### Exercise aim
Write the data below out exactly as it stands. Do not include the pictures.

(Collection entries)
........

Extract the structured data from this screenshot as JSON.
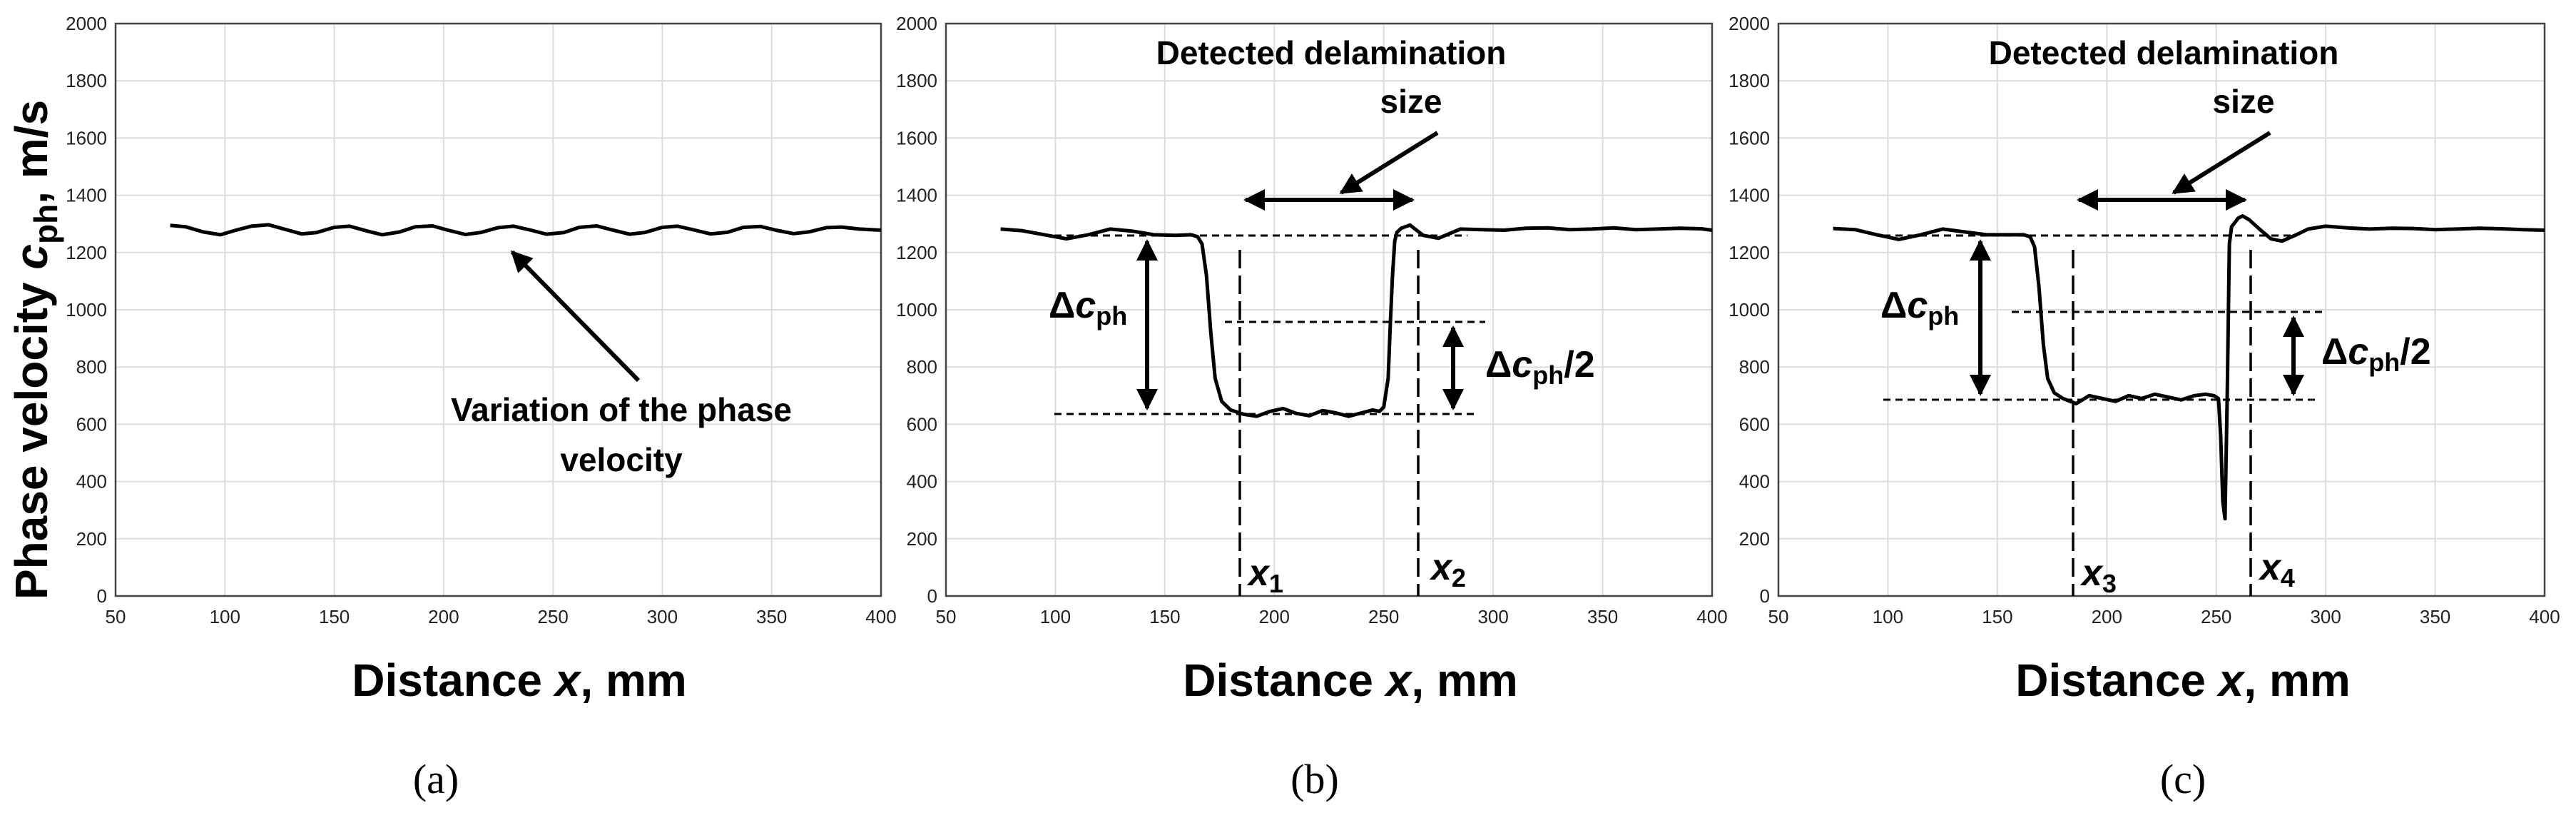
{
  "figure": {
    "shared_ylabel": "Phase velocity",
    "shared_ylabel_sym": "c",
    "shared_ylabel_sub": "ph",
    "shared_ylabel_unit": ", m/s"
  },
  "chart_data": [
    {
      "type": "line",
      "panel": "(a)",
      "xlabel_pre": "Distance ",
      "xlabel_var": "x",
      "xlabel_post": ", mm",
      "xlim": [
        50,
        400
      ],
      "ylim": [
        0,
        2000
      ],
      "xticks": [
        50,
        100,
        150,
        200,
        250,
        300,
        350,
        400
      ],
      "yticks": [
        0,
        200,
        400,
        600,
        800,
        1000,
        1200,
        1400,
        1600,
        1800,
        2000
      ],
      "grid": true,
      "series": [
        {
          "name": "phase velocity",
          "x": [
            75,
            82,
            90,
            98,
            105,
            112,
            120,
            127,
            135,
            142,
            150,
            157,
            165,
            172,
            180,
            187,
            195,
            202,
            210,
            217,
            225,
            232,
            240,
            247,
            255,
            262,
            270,
            277,
            285,
            292,
            300,
            307,
            315,
            322,
            330,
            337,
            345,
            352,
            360,
            367,
            375,
            382,
            390,
            400
          ],
          "y": [
            1295,
            1290,
            1272,
            1262,
            1278,
            1292,
            1297,
            1282,
            1265,
            1270,
            1288,
            1292,
            1275,
            1262,
            1272,
            1290,
            1293,
            1278,
            1263,
            1270,
            1287,
            1292,
            1278,
            1264,
            1270,
            1288,
            1293,
            1279,
            1264,
            1270,
            1288,
            1292,
            1278,
            1265,
            1271,
            1288,
            1291,
            1278,
            1266,
            1272,
            1287,
            1289,
            1282,
            1278
          ]
        }
      ],
      "annotations": {
        "text_line1": "Variation of the phase",
        "text_line2": "velocity"
      }
    },
    {
      "type": "line",
      "panel": "(b)",
      "xlabel_pre": "Distance ",
      "xlabel_var": "x",
      "xlabel_post": ", mm",
      "xlim": [
        50,
        400
      ],
      "ylim": [
        0,
        2000
      ],
      "xticks": [
        50,
        100,
        150,
        200,
        250,
        300,
        350,
        400
      ],
      "yticks": [
        0,
        200,
        400,
        600,
        800,
        1000,
        1200,
        1400,
        1600,
        1800,
        2000
      ],
      "grid": true,
      "series": [
        {
          "name": "phase velocity",
          "x": [
            75,
            85,
            95,
            105,
            115,
            125,
            135,
            145,
            155,
            162,
            165,
            167,
            169,
            171,
            173,
            176,
            180,
            186,
            192,
            198,
            204,
            210,
            216,
            222,
            228,
            234,
            240,
            245,
            248,
            250,
            252,
            253,
            254,
            255,
            256,
            258,
            262,
            268,
            275,
            285,
            295,
            305,
            315,
            325,
            335,
            345,
            355,
            365,
            375,
            385,
            395,
            400
          ],
          "y": [
            1282,
            1276,
            1262,
            1248,
            1262,
            1282,
            1275,
            1262,
            1260,
            1262,
            1255,
            1230,
            1120,
            920,
            760,
            680,
            650,
            635,
            628,
            645,
            655,
            638,
            630,
            648,
            640,
            628,
            640,
            650,
            645,
            660,
            760,
            950,
            1120,
            1240,
            1270,
            1285,
            1296,
            1260,
            1250,
            1282,
            1280,
            1278,
            1285,
            1286,
            1280,
            1282,
            1286,
            1280,
            1282,
            1285,
            1283,
            1278
          ]
        }
      ],
      "levels": {
        "top": 1265,
        "bottom": 645,
        "mid": 970
      },
      "x_markers": [
        169,
        255
      ],
      "annotations": {
        "title_line1": "Detected delamination",
        "title_line2": "size",
        "delta_sym": "Δ",
        "delta_var": "c",
        "delta_sub": "ph",
        "half_suffix": "/2",
        "x1_var": "x",
        "x1_sub": "1",
        "x2_var": "x",
        "x2_sub": "2"
      }
    },
    {
      "type": "line",
      "panel": "(c)",
      "xlabel_pre": "Distance ",
      "xlabel_var": "x",
      "xlabel_post": ", mm",
      "xlim": [
        50,
        400
      ],
      "ylim": [
        0,
        2000
      ],
      "xticks": [
        50,
        100,
        150,
        200,
        250,
        300,
        350,
        400
      ],
      "yticks": [
        0,
        200,
        400,
        600,
        800,
        1000,
        1200,
        1400,
        1600,
        1800,
        2000
      ],
      "grid": true,
      "series": [
        {
          "name": "phase velocity",
          "x": [
            75,
            85,
            95,
            105,
            115,
            125,
            135,
            145,
            155,
            162,
            165,
            167,
            169,
            171,
            173,
            176,
            180,
            186,
            192,
            198,
            204,
            210,
            216,
            222,
            228,
            234,
            240,
            245,
            249,
            251,
            252,
            253,
            254,
            255,
            256,
            257,
            258,
            260,
            262,
            265,
            270,
            275,
            280,
            286,
            292,
            300,
            310,
            320,
            330,
            340,
            350,
            360,
            370,
            380,
            390,
            400
          ],
          "y": [
            1284,
            1280,
            1262,
            1246,
            1262,
            1282,
            1272,
            1262,
            1262,
            1262,
            1255,
            1220,
            1080,
            880,
            760,
            710,
            690,
            672,
            700,
            690,
            680,
            700,
            690,
            705,
            695,
            685,
            700,
            705,
            700,
            690,
            560,
            330,
            270,
            700,
            1230,
            1290,
            1300,
            1320,
            1328,
            1315,
            1280,
            1248,
            1240,
            1260,
            1282,
            1292,
            1286,
            1282,
            1285,
            1284,
            1280,
            1282,
            1285,
            1283,
            1280,
            1278
          ]
        }
      ],
      "levels": {
        "top": 1265,
        "bottom": 700,
        "mid": 1005
      },
      "x_markers": [
        170,
        255
      ],
      "annotations": {
        "title_line1": "Detected delamination",
        "title_line2": "size",
        "delta_sym": "Δ",
        "delta_var": "c",
        "delta_sub": "ph",
        "half_suffix": "/2",
        "x1_var": "x",
        "x1_sub": "3",
        "x2_var": "x",
        "x2_sub": "4"
      }
    }
  ]
}
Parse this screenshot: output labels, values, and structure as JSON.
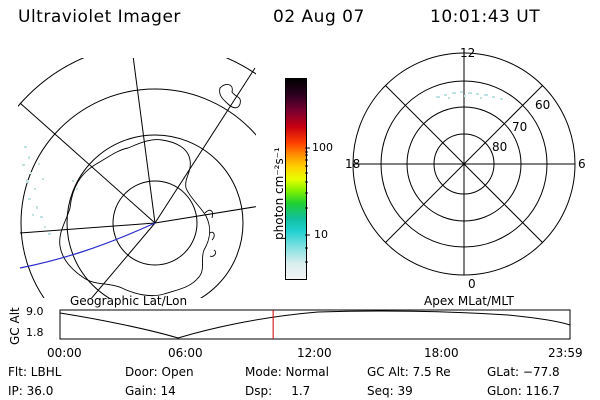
{
  "header": {
    "instrument": "Ultraviolet Imager",
    "date": "02 Aug 07",
    "time": "10:01:43 UT"
  },
  "colorbar": {
    "unit_label": "photon cm⁻²s⁻¹",
    "ticks": [
      "100",
      "10"
    ]
  },
  "right_plot": {
    "mlt_labels": [
      "12",
      "18",
      "6",
      "0"
    ],
    "lat_labels": [
      "60",
      "70",
      "80"
    ]
  },
  "timeline": {
    "left_title": "Geographic Lat/Lon",
    "right_title": "Apex MLat/MLT",
    "axis_label": "GC Alt",
    "y_ticks": [
      "9.0",
      "1.8"
    ],
    "x_ticks": [
      "00:00",
      "06:00",
      "12:00",
      "18:00",
      "23:59"
    ],
    "current_time_fraction": 0.4179
  },
  "footer": {
    "row1": [
      {
        "key": "filter",
        "text": "Flt: LBHL"
      },
      {
        "key": "door",
        "text": "Door: Open"
      },
      {
        "key": "mode",
        "text": "Mode: Normal"
      },
      {
        "key": "gcalt",
        "text": "GC Alt: 7.5 Re"
      },
      {
        "key": "glat",
        "text": "GLat: −77.8"
      }
    ],
    "row2": [
      {
        "key": "ip",
        "text": "IP: 36.0"
      },
      {
        "key": "gain",
        "text": "Gain: 14"
      },
      {
        "key": "dsp",
        "text": "Dsp:     1.7"
      },
      {
        "key": "seq",
        "text": "Seq: 39"
      },
      {
        "key": "glon",
        "text": "GLon: 116.7"
      }
    ]
  },
  "colors": {
    "orbit_track": "#2a2acc",
    "time_marker": "#cc0000",
    "aurora": "#bfe3e3"
  }
}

........

### Result for this exercise
Extract the structured data from this screenshot as JSON.
{
  "figure": {
    "shared_ylabel": "Phase velocity",
    "shared_ylabel_sym": "c",
    "shared_ylabel_sub": "ph",
    "shared_ylabel_unit": ", m/s"
  },
  "chart_data": [
    {
      "type": "line",
      "panel": "(a)",
      "xlabel_pre": "Distance ",
      "xlabel_var": "x",
      "xlabel_post": ", mm",
      "xlim": [
        50,
        400
      ],
      "ylim": [
        0,
        2000
      ],
      "xticks": [
        50,
        100,
        150,
        200,
        250,
        300,
        350,
        400
      ],
      "yticks": [
        0,
        200,
        400,
        600,
        800,
        1000,
        1200,
        1400,
        1600,
        1800,
        2000
      ],
      "grid": true,
      "series": [
        {
          "name": "phase velocity",
          "x": [
            75,
            82,
            90,
            98,
            105,
            112,
            120,
            127,
            135,
            142,
            150,
            157,
            165,
            172,
            180,
            187,
            195,
            202,
            210,
            217,
            225,
            232,
            240,
            247,
            255,
            262,
            270,
            277,
            285,
            292,
            300,
            307,
            315,
            322,
            330,
            337,
            345,
            352,
            360,
            367,
            375,
            382,
            390,
            400
          ],
          "y": [
            1295,
            1290,
            1272,
            1262,
            1278,
            1292,
            1297,
            1282,
            1265,
            1270,
            1288,
            1292,
            1275,
            1262,
            1272,
            1290,
            1293,
            1278,
            1263,
            1270,
            1287,
            1292,
            1278,
            1264,
            1270,
            1288,
            1293,
            1279,
            1264,
            1270,
            1288,
            1292,
            1278,
            1265,
            1271,
            1288,
            1291,
            1278,
            1266,
            1272,
            1287,
            1289,
            1282,
            1278
          ]
        }
      ],
      "annotations": {
        "text_line1": "Variation of the phase",
        "text_line2": "velocity"
      }
    },
    {
      "type": "line",
      "panel": "(b)",
      "xlabel_pre": "Distance ",
      "xlabel_var": "x",
      "xlabel_post": ", mm",
      "xlim": [
        50,
        400
      ],
      "ylim": [
        0,
        2000
      ],
      "xticks": [
        50,
        100,
        150,
        200,
        250,
        300,
        350,
        400
      ],
      "yticks": [
        0,
        200,
        400,
        600,
        800,
        1000,
        1200,
        1400,
        1600,
        1800,
        2000
      ],
      "grid": true,
      "series": [
        {
          "name": "phase velocity",
          "x": [
            75,
            85,
            95,
            105,
            115,
            125,
            135,
            145,
            155,
            162,
            165,
            167,
            169,
            171,
            173,
            176,
            180,
            186,
            192,
            198,
            204,
            210,
            216,
            222,
            228,
            234,
            240,
            245,
            248,
            250,
            252,
            253,
            254,
            255,
            256,
            258,
            262,
            268,
            275,
            285,
            295,
            305,
            315,
            325,
            335,
            345,
            355,
            365,
            375,
            385,
            395,
            400
          ],
          "y": [
            1282,
            1276,
            1262,
            1248,
            1262,
            1282,
            1275,
            1262,
            1260,
            1262,
            1255,
            1230,
            1120,
            920,
            760,
            680,
            650,
            635,
            628,
            645,
            655,
            638,
            630,
            648,
            640,
            628,
            640,
            650,
            645,
            660,
            760,
            950,
            1120,
            1240,
            1270,
            1285,
            1296,
            1260,
            1250,
            1282,
            1280,
            1278,
            1285,
            1286,
            1280,
            1282,
            1286,
            1280,
            1282,
            1285,
            1283,
            1278
          ]
        }
      ],
      "levels": {
        "top": 1265,
        "bottom": 645,
        "mid": 970
      },
      "x_markers": [
        169,
        255
      ],
      "annotations": {
        "title_line1": "Detected delamination",
        "title_line2": "size",
        "delta_sym": "Δ",
        "delta_var": "c",
        "delta_sub": "ph",
        "half_suffix": "/2",
        "x1_var": "x",
        "x1_sub": "1",
        "x2_var": "x",
        "x2_sub": "2"
      }
    },
    {
      "type": "line",
      "panel": "(c)",
      "xlabel_pre": "Distance ",
      "xlabel_var": "x",
      "xlabel_post": ", mm",
      "xlim": [
        50,
        400
      ],
      "ylim": [
        0,
        2000
      ],
      "xticks": [
        50,
        100,
        150,
        200,
        250,
        300,
        350,
        400
      ],
      "yticks": [
        0,
        200,
        400,
        600,
        800,
        1000,
        1200,
        1400,
        1600,
        1800,
        2000
      ],
      "grid": true,
      "series": [
        {
          "name": "phase velocity",
          "x": [
            75,
            85,
            95,
            105,
            115,
            125,
            135,
            145,
            155,
            162,
            165,
            167,
            169,
            171,
            173,
            176,
            180,
            186,
            192,
            198,
            204,
            210,
            216,
            222,
            228,
            234,
            240,
            245,
            249,
            251,
            252,
            253,
            254,
            255,
            256,
            257,
            258,
            260,
            262,
            265,
            270,
            275,
            280,
            286,
            292,
            300,
            310,
            320,
            330,
            340,
            350,
            360,
            370,
            380,
            390,
            400
          ],
          "y": [
            1284,
            1280,
            1262,
            1246,
            1262,
            1282,
            1272,
            1262,
            1262,
            1262,
            1255,
            1220,
            1080,
            880,
            760,
            710,
            690,
            672,
            700,
            690,
            680,
            700,
            690,
            705,
            695,
            685,
            700,
            705,
            700,
            690,
            560,
            330,
            270,
            700,
            1230,
            1290,
            1300,
            1320,
            1328,
            1315,
            1280,
            1248,
            1240,
            1260,
            1282,
            1292,
            1286,
            1282,
            1285,
            1284,
            1280,
            1282,
            1285,
            1283,
            1280,
            1278
          ]
        }
      ],
      "levels": {
        "top": 1265,
        "bottom": 700,
        "mid": 1005
      },
      "x_markers": [
        170,
        255
      ],
      "annotations": {
        "title_line1": "Detected delamination",
        "title_line2": "size",
        "delta_sym": "Δ",
        "delta_var": "c",
        "delta_sub": "ph",
        "half_suffix": "/2",
        "x1_var": "x",
        "x1_sub": "3",
        "x2_var": "x",
        "x2_sub": "4"
      }
    }
  ]
}
Parse this screenshot: output labels, values, and structure as JSON.
{
  "header": {
    "instrument": "Ultraviolet Imager",
    "date": "02 Aug 07",
    "time": "10:01:43 UT"
  },
  "colorbar": {
    "unit_label": "photon cm⁻²s⁻¹",
    "ticks": [
      "100",
      "10"
    ]
  },
  "right_plot": {
    "mlt_labels": [
      "12",
      "18",
      "6",
      "0"
    ],
    "lat_labels": [
      "60",
      "70",
      "80"
    ]
  },
  "timeline": {
    "left_title": "Geographic Lat/Lon",
    "right_title": "Apex MLat/MLT",
    "axis_label": "GC Alt",
    "y_ticks": [
      "9.0",
      "1.8"
    ],
    "x_ticks": [
      "00:00",
      "06:00",
      "12:00",
      "18:00",
      "23:59"
    ],
    "current_time_fraction": 0.4179
  },
  "footer": {
    "row1": [
      {
        "key": "filter",
        "text": "Flt: LBHL"
      },
      {
        "key": "door",
        "text": "Door: Open"
      },
      {
        "key": "mode",
        "text": "Mode: Normal"
      },
      {
        "key": "gcalt",
        "text": "GC Alt: 7.5 Re"
      },
      {
        "key": "glat",
        "text": "GLat: −77.8"
      }
    ],
    "row2": [
      {
        "key": "ip",
        "text": "IP: 36.0"
      },
      {
        "key": "gain",
        "text": "Gain: 14"
      },
      {
        "key": "dsp",
        "text": "Dsp:     1.7"
      },
      {
        "key": "seq",
        "text": "Seq: 39"
      },
      {
        "key": "glon",
        "text": "GLon: 116.7"
      }
    ]
  },
  "colors": {
    "orbit_track": "#2a2acc",
    "time_marker": "#cc0000",
    "aurora": "#bfe3e3"
  }
}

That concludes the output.